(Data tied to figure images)
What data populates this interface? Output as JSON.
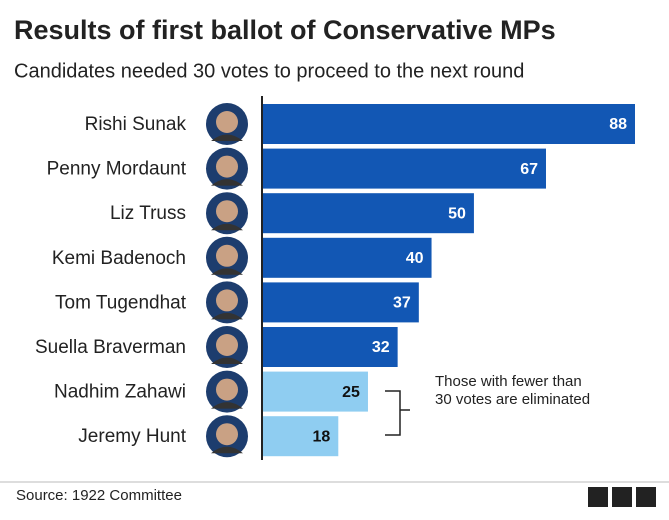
{
  "chart_data": {
    "type": "bar",
    "orientation": "horizontal",
    "title": "Results of first ballot of Conservative MPs",
    "subtitle": "Candidates needed 30 votes to proceed to the next round",
    "categories": [
      "Rishi Sunak",
      "Penny Mordaunt",
      "Liz Truss",
      "Kemi Badenoch",
      "Tom Tugendhat",
      "Suella Braverman",
      "Nadhim Zahawi",
      "Jeremy Hunt"
    ],
    "values": [
      88,
      67,
      50,
      40,
      37,
      32,
      25,
      18
    ],
    "colors": [
      "#1257b4",
      "#1257b4",
      "#1257b4",
      "#1257b4",
      "#1257b4",
      "#1257b4",
      "#8fcdf1",
      "#8fcdf1"
    ],
    "xlim": [
      0,
      88
    ],
    "annotation": [
      "Those with fewer than",
      "30 votes are eliminated"
    ],
    "source": "Source: 1922 Committee"
  }
}
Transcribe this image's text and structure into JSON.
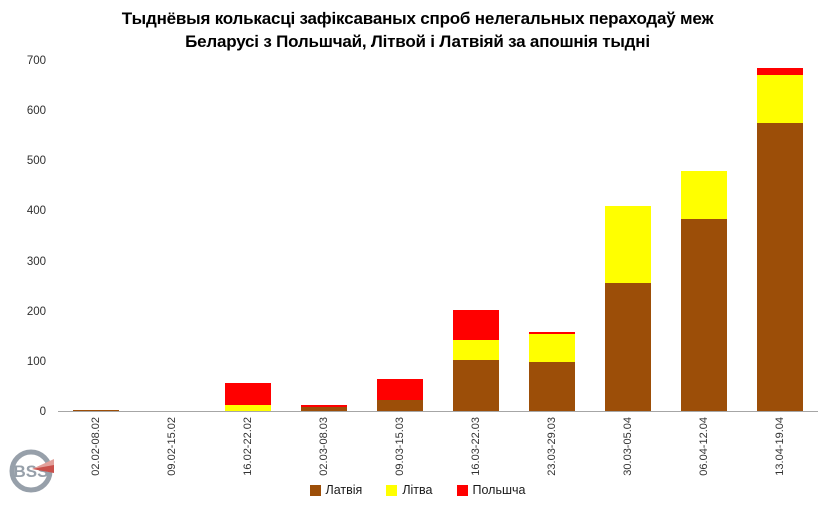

* [WHAT TO DO]: Determine how many lines include the word "this" and report that number by itself.

* [THE RESPONSE]: 2